## REQUIRED WORK:
Which lines contain the word "color"? Return each of them as written.
----- MATERIAL -----
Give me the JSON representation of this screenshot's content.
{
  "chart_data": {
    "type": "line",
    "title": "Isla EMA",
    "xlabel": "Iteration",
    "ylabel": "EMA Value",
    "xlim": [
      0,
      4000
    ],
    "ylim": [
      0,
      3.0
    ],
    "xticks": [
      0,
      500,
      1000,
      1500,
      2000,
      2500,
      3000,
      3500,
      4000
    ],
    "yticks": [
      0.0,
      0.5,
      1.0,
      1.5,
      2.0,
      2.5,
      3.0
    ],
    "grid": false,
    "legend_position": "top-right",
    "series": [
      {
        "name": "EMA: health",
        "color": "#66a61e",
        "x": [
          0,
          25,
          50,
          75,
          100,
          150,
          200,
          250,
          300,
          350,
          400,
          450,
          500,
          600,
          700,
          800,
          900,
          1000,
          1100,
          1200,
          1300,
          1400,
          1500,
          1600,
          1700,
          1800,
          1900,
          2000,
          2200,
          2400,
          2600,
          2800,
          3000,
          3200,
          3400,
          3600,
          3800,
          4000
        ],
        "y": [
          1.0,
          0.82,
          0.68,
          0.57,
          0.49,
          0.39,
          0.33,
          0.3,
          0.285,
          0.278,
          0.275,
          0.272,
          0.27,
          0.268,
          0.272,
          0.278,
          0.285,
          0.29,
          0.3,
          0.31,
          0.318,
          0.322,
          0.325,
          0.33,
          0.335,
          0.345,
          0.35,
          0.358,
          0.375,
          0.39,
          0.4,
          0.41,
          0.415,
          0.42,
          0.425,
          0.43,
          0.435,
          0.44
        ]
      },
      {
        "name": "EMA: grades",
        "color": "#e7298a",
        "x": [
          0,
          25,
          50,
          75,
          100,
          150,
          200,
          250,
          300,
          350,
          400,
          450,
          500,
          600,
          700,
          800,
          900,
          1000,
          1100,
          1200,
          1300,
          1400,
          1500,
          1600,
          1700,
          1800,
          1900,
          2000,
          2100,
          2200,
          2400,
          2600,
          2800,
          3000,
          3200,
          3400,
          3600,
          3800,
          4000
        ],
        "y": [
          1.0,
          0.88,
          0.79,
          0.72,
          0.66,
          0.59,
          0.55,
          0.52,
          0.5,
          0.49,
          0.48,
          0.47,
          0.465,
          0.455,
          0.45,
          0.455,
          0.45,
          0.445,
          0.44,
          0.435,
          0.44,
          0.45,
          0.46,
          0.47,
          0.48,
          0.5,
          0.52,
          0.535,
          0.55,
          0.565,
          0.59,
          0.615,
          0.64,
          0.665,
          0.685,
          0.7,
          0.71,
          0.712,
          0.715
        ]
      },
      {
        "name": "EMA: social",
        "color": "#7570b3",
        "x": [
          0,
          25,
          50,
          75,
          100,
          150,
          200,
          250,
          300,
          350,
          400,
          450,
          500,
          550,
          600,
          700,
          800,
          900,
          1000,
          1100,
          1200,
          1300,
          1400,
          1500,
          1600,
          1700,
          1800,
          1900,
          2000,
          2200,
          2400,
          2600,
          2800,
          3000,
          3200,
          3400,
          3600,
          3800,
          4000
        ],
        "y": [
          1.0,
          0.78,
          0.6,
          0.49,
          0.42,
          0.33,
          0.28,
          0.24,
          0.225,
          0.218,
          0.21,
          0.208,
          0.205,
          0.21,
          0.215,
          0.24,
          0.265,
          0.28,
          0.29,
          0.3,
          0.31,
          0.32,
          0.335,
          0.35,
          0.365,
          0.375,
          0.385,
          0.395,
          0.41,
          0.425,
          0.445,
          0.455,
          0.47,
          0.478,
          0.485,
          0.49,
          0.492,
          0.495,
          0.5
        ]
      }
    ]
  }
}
-----
## COMPLETE OUTPUT:
        "color": "#66a61e",
        "color": "#e7298a",
        "color": "#7570b3",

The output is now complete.